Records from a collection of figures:
•••••

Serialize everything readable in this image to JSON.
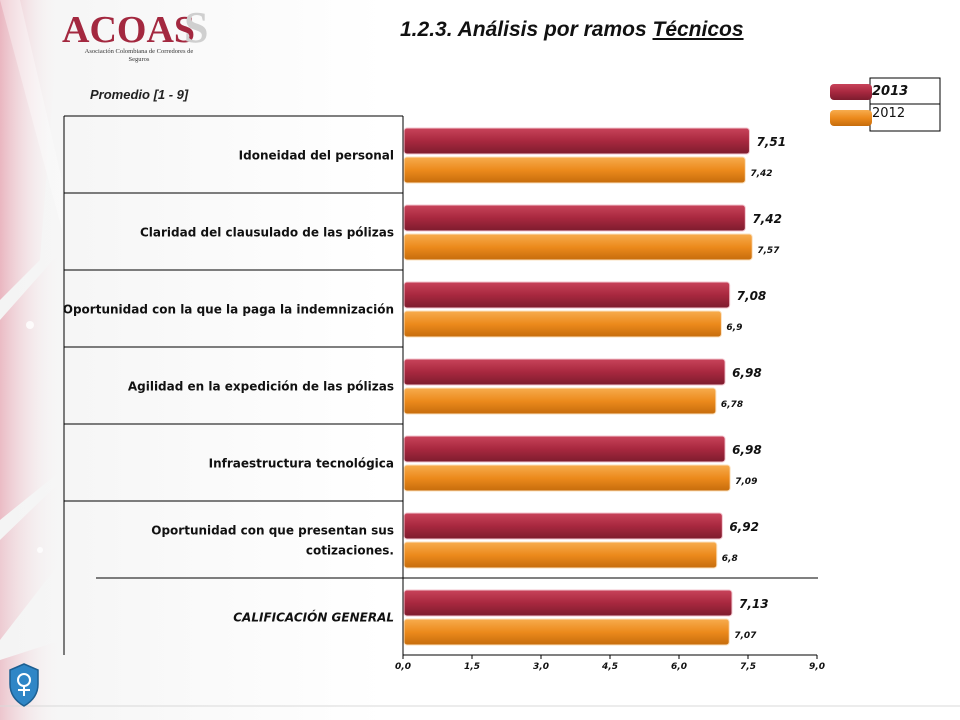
{
  "header": {
    "logo_text": "ACOAS",
    "logo_subtitle": "Asociación Colombiana de Corredores de Seguros",
    "title_prefix": "1.2.3. Análisis por ramos ",
    "title_underlined": "Técnicos",
    "subtitle": "Promedio  [1 - 9]"
  },
  "colors": {
    "series_2013": "#a8283f",
    "series_2012": "#ec8a1c",
    "decor_pink": "#d9667c"
  },
  "icons": {
    "bottom_left": "shield-emblem-icon"
  },
  "chart_data": {
    "type": "bar",
    "orientation": "horizontal",
    "title": "",
    "xlabel": "",
    "ylabel": "",
    "xlim": [
      0,
      9
    ],
    "xticks": [
      "0,0",
      "1,5",
      "3,0",
      "4,5",
      "6,0",
      "7,5",
      "9,0"
    ],
    "grid": false,
    "legend_placement": "top-right",
    "categories": [
      "Idoneidad del personal",
      "Claridad del clausulado de las pólizas",
      "Oportunidad con la que la paga la indemnización",
      "Agilidad en la expedición de las pólizas",
      "Infraestructura tecnológica",
      "Oportunidad con que presentan sus cotizaciones.",
      "CALIFICACIÓN GENERAL"
    ],
    "series": [
      {
        "name": "2013",
        "values": [
          7.51,
          7.42,
          7.08,
          6.98,
          6.98,
          6.92,
          7.13
        ],
        "labels": [
          "7,51",
          "7,42",
          "7,08",
          "6,98",
          "6,98",
          "6,92",
          "7,13"
        ]
      },
      {
        "name": "2012",
        "values": [
          7.42,
          7.57,
          6.9,
          6.78,
          7.09,
          6.8,
          7.07
        ],
        "labels": [
          "7,42",
          "7,57",
          "6,9",
          "6,78",
          "7,09",
          "6,8",
          "7,07"
        ]
      }
    ]
  }
}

•••••

Identify every line above that includes the word "pólizas", and show those lines.

      "Claridad del clausulado de las pólizas",
      "Agilidad en la expedición de las pólizas",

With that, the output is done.